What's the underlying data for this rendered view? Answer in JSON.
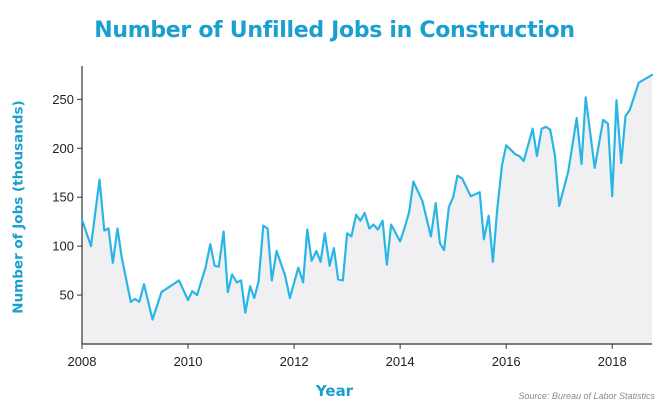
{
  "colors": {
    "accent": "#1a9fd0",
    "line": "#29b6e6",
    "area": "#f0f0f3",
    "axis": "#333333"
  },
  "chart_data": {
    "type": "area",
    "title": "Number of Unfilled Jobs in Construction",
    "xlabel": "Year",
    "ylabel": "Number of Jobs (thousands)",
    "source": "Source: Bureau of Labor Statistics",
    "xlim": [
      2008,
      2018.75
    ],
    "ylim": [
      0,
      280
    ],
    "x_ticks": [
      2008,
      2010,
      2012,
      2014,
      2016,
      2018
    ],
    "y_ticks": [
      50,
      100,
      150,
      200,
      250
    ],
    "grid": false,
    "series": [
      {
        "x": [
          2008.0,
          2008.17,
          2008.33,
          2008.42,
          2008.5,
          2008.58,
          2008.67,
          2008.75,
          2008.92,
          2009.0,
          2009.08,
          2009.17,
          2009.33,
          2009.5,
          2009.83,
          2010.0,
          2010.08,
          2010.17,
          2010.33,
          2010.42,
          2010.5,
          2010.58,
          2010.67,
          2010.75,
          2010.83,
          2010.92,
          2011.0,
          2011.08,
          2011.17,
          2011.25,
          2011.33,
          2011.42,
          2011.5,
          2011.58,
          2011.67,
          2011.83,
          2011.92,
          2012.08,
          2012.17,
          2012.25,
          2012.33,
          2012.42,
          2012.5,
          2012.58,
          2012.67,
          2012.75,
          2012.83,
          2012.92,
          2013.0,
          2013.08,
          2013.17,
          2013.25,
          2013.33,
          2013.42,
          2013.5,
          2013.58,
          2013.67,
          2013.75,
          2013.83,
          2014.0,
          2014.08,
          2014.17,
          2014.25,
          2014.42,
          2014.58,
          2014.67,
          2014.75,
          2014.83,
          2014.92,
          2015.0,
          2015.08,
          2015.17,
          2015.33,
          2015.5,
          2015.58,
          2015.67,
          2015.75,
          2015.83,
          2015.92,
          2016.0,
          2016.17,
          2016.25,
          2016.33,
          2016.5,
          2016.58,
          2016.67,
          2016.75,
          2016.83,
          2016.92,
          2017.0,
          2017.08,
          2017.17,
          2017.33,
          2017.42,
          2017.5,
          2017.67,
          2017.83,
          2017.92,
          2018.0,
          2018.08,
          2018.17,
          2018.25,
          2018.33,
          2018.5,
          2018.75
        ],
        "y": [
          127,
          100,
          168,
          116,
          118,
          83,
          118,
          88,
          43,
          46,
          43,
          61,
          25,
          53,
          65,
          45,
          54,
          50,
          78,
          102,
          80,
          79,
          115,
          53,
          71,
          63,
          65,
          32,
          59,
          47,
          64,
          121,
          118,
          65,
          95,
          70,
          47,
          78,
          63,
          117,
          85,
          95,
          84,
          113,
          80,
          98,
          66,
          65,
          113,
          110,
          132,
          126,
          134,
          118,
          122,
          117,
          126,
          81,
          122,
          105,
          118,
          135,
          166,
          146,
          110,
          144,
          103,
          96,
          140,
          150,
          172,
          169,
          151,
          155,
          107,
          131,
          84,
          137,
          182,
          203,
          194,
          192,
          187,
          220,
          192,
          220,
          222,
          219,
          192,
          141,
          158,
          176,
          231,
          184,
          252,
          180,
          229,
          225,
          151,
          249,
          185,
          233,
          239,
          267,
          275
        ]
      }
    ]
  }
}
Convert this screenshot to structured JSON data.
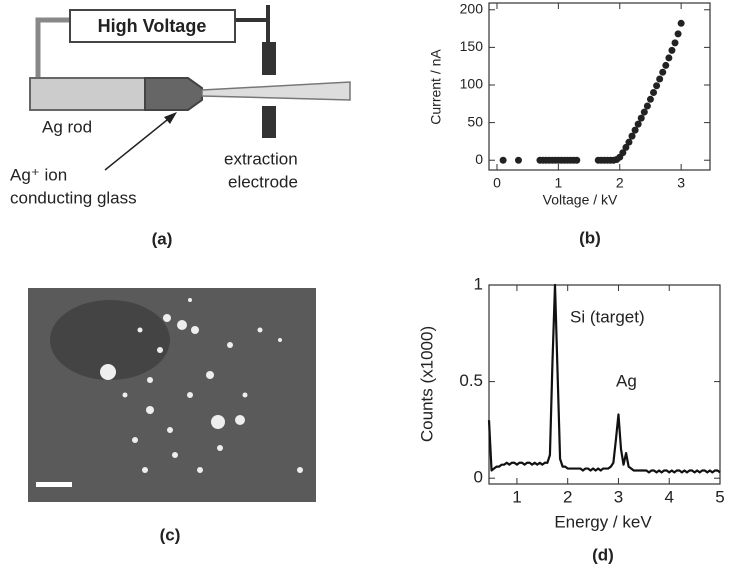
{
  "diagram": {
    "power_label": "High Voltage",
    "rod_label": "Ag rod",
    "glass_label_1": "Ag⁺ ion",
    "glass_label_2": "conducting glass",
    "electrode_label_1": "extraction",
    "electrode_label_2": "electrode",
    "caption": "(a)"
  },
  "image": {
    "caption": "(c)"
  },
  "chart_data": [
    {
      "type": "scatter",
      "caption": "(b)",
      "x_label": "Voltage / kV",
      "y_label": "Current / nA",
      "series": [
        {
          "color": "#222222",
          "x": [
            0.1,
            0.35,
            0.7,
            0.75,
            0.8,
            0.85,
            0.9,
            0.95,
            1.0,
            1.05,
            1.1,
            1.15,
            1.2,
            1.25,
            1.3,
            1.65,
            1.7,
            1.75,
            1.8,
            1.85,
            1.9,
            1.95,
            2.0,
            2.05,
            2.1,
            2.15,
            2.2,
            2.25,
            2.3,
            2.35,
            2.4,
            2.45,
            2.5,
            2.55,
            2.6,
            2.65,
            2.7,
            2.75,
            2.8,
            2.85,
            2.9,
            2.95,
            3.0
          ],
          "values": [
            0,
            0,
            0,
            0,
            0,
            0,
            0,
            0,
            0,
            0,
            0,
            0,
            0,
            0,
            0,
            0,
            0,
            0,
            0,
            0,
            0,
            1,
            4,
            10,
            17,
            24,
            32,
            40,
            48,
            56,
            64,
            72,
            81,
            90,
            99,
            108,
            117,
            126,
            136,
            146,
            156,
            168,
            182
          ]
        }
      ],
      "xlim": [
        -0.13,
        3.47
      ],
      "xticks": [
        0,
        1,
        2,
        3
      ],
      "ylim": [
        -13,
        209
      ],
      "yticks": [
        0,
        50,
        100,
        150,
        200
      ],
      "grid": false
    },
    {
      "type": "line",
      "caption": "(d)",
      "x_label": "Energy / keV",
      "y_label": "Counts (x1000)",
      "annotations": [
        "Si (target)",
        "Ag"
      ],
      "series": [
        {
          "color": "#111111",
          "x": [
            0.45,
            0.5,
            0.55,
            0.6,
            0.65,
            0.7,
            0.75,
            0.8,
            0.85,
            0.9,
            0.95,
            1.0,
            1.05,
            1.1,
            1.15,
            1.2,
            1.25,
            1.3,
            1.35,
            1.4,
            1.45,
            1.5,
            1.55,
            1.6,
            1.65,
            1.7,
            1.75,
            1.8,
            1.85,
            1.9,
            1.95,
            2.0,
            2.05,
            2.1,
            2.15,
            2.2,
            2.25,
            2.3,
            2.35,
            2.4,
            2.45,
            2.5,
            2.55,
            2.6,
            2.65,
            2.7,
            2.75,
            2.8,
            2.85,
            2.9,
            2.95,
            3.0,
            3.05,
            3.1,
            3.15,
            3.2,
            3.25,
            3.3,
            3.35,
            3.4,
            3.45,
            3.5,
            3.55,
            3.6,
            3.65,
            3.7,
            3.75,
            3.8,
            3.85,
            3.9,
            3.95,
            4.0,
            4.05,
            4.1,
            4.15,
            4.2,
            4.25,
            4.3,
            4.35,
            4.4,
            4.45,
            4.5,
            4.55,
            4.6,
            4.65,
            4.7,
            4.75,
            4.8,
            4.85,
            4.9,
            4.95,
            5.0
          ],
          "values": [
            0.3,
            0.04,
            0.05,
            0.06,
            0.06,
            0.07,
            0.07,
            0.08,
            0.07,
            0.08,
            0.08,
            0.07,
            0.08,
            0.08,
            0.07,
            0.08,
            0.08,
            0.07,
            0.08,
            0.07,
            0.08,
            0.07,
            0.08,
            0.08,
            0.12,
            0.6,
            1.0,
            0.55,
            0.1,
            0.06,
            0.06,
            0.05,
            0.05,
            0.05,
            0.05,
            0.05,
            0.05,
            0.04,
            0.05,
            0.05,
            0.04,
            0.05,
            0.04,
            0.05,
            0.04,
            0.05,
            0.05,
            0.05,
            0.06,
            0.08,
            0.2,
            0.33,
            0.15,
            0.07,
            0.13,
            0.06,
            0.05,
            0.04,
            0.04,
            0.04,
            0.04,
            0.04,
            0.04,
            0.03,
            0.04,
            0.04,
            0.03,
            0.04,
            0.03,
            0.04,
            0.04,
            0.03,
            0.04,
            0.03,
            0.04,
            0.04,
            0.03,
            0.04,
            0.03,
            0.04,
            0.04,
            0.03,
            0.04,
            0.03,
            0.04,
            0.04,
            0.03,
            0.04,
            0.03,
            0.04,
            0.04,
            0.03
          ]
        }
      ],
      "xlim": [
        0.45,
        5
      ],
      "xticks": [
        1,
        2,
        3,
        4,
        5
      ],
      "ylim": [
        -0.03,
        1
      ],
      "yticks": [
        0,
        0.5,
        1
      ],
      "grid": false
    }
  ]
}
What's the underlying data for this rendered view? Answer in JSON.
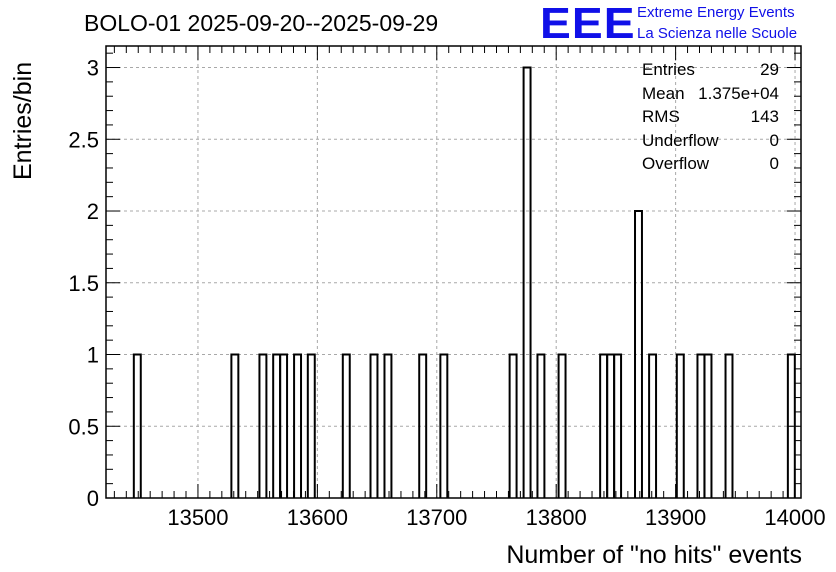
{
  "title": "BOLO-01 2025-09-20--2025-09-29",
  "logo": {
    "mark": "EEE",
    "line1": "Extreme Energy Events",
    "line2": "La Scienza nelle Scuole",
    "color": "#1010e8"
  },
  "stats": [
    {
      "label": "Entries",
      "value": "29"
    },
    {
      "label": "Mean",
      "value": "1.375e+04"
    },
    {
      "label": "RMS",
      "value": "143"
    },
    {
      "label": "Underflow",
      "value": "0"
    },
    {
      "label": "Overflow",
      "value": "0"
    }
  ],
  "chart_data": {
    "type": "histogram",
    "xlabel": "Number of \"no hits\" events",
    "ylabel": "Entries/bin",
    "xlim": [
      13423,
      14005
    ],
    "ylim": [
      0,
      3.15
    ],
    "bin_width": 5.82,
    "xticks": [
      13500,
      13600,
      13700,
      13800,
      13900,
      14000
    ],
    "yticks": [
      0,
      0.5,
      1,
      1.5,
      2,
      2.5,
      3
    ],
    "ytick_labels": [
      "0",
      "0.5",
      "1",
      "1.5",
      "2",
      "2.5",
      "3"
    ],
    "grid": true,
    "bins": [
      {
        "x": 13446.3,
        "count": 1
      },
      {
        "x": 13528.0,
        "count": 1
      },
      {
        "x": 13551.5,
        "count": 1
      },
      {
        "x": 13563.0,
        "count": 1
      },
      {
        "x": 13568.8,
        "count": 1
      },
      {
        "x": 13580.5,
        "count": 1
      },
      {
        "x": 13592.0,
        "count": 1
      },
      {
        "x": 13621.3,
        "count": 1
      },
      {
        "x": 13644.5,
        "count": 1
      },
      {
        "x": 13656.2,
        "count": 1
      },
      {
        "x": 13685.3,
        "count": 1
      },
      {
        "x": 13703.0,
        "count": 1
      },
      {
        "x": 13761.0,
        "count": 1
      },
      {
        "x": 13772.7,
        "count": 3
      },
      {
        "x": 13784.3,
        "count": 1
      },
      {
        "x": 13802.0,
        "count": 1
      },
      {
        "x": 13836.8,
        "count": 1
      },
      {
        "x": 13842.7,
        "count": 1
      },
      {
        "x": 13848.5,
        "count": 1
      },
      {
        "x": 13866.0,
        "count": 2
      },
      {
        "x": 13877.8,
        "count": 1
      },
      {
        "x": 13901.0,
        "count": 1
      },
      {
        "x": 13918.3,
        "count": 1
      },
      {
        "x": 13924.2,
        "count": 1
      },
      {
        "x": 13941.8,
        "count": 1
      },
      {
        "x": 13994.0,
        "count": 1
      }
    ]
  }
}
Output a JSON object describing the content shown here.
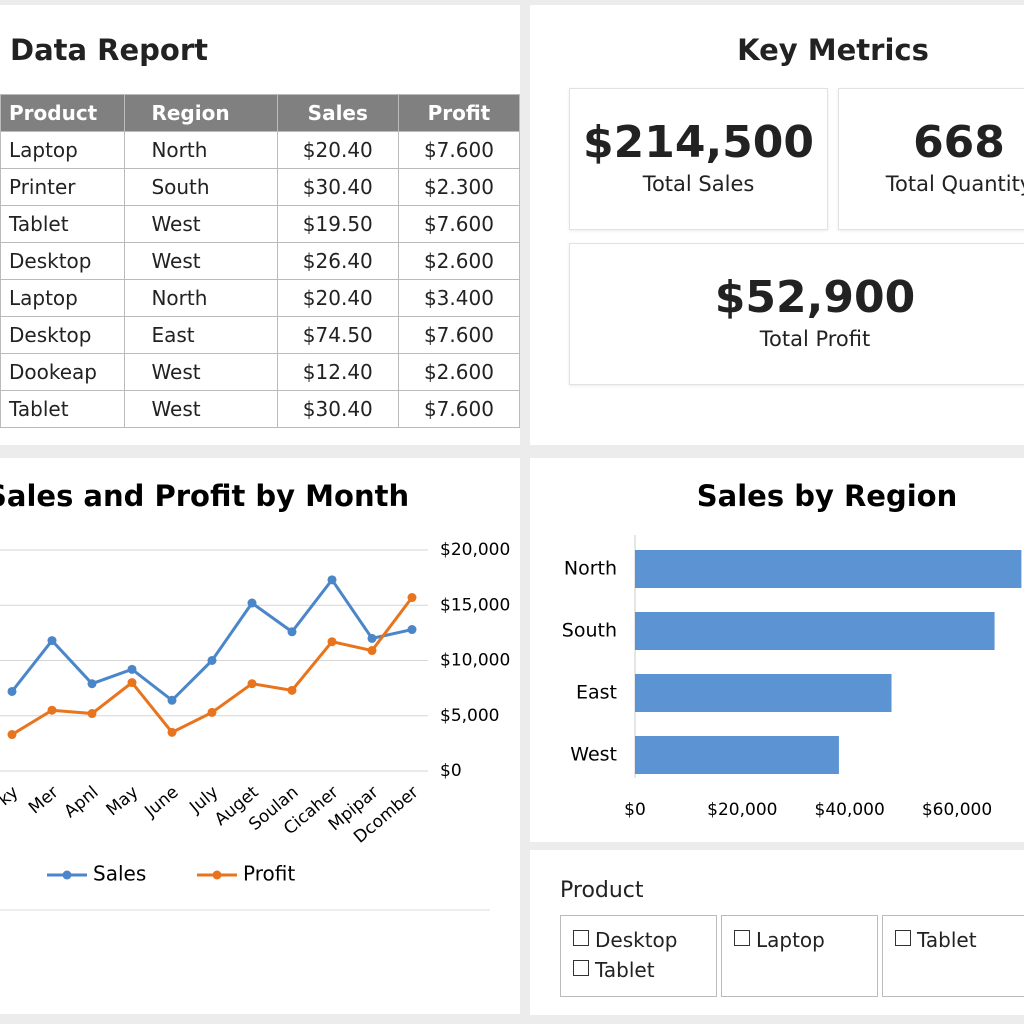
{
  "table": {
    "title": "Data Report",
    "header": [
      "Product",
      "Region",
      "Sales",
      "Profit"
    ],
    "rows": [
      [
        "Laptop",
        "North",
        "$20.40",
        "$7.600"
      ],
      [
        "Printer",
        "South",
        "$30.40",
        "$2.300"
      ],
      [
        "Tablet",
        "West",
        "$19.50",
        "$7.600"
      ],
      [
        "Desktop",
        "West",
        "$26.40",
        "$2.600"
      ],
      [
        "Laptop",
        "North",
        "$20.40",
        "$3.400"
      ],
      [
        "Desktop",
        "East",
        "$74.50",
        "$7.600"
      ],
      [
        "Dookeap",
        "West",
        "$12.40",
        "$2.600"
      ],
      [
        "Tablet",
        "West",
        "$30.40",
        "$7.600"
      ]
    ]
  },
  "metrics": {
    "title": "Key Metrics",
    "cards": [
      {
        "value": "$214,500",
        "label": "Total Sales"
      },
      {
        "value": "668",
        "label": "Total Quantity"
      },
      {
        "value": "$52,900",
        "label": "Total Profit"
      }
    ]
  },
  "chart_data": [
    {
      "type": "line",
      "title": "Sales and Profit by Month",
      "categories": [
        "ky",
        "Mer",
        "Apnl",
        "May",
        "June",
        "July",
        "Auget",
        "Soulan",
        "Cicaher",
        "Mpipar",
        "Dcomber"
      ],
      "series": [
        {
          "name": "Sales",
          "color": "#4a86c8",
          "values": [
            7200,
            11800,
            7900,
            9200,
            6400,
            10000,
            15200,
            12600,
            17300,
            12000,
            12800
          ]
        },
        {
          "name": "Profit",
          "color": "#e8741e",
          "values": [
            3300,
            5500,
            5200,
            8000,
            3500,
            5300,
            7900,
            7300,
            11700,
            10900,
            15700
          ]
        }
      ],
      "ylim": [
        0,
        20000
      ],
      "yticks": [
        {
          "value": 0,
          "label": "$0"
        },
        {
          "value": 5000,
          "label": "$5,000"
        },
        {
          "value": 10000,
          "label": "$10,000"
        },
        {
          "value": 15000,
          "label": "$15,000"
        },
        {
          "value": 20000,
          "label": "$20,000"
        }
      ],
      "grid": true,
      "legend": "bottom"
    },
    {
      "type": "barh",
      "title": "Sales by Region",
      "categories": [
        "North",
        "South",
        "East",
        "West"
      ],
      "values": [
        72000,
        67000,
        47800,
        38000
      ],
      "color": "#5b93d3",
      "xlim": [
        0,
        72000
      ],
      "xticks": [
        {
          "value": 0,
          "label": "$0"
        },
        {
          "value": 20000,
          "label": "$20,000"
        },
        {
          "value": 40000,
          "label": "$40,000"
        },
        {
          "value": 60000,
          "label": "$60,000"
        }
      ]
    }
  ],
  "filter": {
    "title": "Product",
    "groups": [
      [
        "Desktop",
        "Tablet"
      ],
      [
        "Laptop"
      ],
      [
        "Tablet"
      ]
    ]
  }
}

------------------------

• [Do this]
Using the material above, count the lines containing the word "title". Reply with the number alone.

• [Response]
7